## [Exercise details]
Which lines hold the word "Radmutter"? Copy each of them.

Data entries
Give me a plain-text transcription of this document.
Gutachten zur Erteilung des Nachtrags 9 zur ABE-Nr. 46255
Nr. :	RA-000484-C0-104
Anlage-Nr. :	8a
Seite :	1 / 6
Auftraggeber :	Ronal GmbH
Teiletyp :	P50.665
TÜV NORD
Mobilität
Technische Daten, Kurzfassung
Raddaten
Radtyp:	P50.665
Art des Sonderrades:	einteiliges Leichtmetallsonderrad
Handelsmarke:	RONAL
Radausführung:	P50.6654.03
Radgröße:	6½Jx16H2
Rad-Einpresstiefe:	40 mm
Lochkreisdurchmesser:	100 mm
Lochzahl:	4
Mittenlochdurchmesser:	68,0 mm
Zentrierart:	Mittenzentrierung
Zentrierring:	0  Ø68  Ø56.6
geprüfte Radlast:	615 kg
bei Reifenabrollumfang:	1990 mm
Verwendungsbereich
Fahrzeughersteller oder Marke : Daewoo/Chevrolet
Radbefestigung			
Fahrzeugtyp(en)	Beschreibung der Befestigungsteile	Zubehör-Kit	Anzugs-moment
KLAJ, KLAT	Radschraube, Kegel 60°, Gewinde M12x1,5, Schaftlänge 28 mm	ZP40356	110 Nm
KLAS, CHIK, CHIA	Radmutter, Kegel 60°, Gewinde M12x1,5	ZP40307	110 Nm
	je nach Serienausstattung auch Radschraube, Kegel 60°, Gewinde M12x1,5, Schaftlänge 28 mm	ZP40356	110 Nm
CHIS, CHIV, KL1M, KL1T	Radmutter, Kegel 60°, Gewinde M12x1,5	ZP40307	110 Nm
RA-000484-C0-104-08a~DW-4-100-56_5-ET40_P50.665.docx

## [Task solution]
KLAS, CHIK, CHIA	Radmutter, Kegel 60°, Gewinde M12x1,5	ZP40307	110 Nm
CHIS, CHIV, KL1M, KL1T	Radmutter, Kegel 60°, Gewinde M12x1,5	ZP40307	110 Nm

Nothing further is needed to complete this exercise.